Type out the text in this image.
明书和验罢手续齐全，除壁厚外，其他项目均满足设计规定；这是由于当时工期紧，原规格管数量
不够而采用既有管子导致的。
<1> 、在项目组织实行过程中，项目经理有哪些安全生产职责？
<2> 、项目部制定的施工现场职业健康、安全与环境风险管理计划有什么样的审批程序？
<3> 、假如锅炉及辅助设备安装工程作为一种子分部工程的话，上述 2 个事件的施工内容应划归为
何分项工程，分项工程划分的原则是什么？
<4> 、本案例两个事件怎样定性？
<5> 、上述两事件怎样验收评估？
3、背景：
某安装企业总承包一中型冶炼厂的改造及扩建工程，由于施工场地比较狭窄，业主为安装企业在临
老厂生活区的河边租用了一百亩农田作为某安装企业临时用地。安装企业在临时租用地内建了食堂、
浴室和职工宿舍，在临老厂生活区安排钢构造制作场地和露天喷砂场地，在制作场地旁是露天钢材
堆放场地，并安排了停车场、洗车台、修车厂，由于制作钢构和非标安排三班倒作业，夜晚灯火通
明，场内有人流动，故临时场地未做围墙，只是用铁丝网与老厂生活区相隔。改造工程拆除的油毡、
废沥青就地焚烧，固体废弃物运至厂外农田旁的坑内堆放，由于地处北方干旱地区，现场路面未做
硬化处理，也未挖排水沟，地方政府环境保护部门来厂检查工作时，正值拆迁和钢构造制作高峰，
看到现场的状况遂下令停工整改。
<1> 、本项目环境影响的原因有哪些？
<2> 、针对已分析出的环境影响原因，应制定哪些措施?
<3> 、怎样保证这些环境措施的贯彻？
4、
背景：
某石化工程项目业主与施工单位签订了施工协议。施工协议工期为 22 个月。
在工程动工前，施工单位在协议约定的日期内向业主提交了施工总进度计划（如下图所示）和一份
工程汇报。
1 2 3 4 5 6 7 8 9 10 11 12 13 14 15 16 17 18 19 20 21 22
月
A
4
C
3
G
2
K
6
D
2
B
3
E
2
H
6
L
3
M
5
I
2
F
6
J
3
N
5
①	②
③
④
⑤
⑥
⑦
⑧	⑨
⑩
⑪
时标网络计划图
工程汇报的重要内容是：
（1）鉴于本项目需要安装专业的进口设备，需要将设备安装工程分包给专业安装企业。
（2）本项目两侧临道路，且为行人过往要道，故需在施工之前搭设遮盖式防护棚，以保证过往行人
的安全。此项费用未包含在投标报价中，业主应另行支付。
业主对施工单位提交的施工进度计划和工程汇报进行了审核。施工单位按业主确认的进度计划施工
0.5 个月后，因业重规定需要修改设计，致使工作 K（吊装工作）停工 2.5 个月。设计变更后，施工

= = = = =

▶ **WORK INSTRUCTIONS**: Copy out each line above, character for character.

▶ **CORRECT RESPONSE**:
Type out the text in this image.
明书和验罢手续齐全，除壁厚外，其他项目均满足设计规定；这是由于当时工期紧，原规格管数量
不够而采用既有管子导致的。
<1> 、在项目组织实行过程中，项目经理有哪些安全生产职责？
<2> 、项目部制定的施工现场职业健康、安全与环境风险管理计划有什么样的审批程序？
<3> 、假如锅炉及辅助设备安装工程作为一种子分部工程的话，上述 2 个事件的施工内容应划归为
何分项工程，分项工程划分的原则是什么？
<4> 、本案例两个事件怎样定性？
<5> 、上述两事件怎样验收评估？
3、背景：
某安装企业总承包一中型冶炼厂的改造及扩建工程，由于施工场地比较狭窄，业主为安装企业在临
老厂生活区的河边租用了一百亩农田作为某安装企业临时用地。安装企业在临时租用地内建了食堂、
浴室和职工宿舍，在临老厂生活区安排钢构造制作场地和露天喷砂场地，在制作场地旁是露天钢材
堆放场地，并安排了停车场、洗车台、修车厂，由于制作钢构和非标安排三班倒作业，夜晚灯火通
明，场内有人流动，故临时场地未做围墙，只是用铁丝网与老厂生活区相隔。改造工程拆除的油毡、
废沥青就地焚烧，固体废弃物运至厂外农田旁的坑内堆放，由于地处北方干旱地区，现场路面未做
硬化处理，也未挖排水沟，地方政府环境保护部门来厂检查工作时，正值拆迁和钢构造制作高峰，
看到现场的状况遂下令停工整改。
<1> 、本项目环境影响的原因有哪些？
<2> 、针对已分析出的环境影响原因，应制定哪些措施?
<3> 、怎样保证这些环境措施的贯彻？
4、
背景：
某石化工程项目业主与施工单位签订了施工协议。施工协议工期为 22 个月。
在工程动工前，施工单位在协议约定的日期内向业主提交了施工总进度计划（如下图所示）和一份
工程汇报。
1 2 3 4 5 6 7 8 9 10 11 12 13 14 15 16 17 18 19 20 21 22
月
A
4
C
3
G
2
K
6
D
2
B
3
E
2
H
6
L
3
M
5
I
2
F
6
J
3
N
5
①	②
③
④
⑤
⑥
⑦
⑧	⑨
⑩
⑪
时标网络计划图
工程汇报的重要内容是：
（1）鉴于本项目需要安装专业的进口设备，需要将设备安装工程分包给专业安装企业。
（2）本项目两侧临道路，且为行人过往要道，故需在施工之前搭设遮盖式防护棚，以保证过往行人
的安全。此项费用未包含在投标报价中，业主应另行支付。
业主对施工单位提交的施工进度计划和工程汇报进行了审核。施工单位按业主确认的进度计划施工
0.5 个月后，因业重规定需要修改设计，致使工作 K（吊装工作）停工 2.5 个月。设计变更后，施工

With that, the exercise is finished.